• [Extracted material]:
..............................
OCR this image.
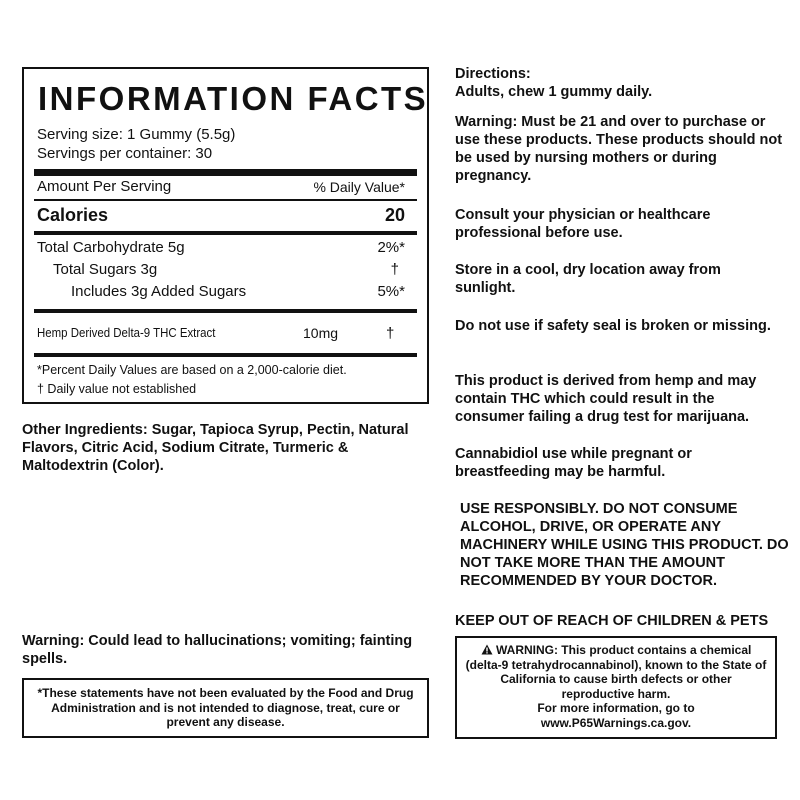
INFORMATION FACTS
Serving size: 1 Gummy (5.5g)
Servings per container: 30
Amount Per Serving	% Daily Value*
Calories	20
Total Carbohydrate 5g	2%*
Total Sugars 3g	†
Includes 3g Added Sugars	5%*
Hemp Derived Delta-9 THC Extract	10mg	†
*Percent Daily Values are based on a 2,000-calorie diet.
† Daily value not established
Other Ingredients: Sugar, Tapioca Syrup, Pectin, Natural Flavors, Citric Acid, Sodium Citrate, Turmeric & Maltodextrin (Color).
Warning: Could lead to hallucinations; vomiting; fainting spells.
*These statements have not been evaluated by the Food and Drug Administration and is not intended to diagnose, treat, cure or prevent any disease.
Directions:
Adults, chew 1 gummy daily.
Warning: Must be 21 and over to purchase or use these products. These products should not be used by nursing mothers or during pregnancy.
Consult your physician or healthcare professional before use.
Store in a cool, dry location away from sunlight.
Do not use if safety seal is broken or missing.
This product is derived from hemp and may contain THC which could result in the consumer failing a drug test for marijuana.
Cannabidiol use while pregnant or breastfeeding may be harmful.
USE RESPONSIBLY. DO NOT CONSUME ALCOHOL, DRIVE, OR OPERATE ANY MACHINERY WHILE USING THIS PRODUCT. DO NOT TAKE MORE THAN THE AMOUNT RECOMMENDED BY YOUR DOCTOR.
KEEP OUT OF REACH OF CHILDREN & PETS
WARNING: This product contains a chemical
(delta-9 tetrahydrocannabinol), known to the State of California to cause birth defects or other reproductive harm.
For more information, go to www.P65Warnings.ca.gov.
..............................
• [Work required]: From the listing above, pick out each line where the word "Sugars" appears.

• [Final result]:
Total Sugars 3g	†
Includes 3g Added Sugars	5%*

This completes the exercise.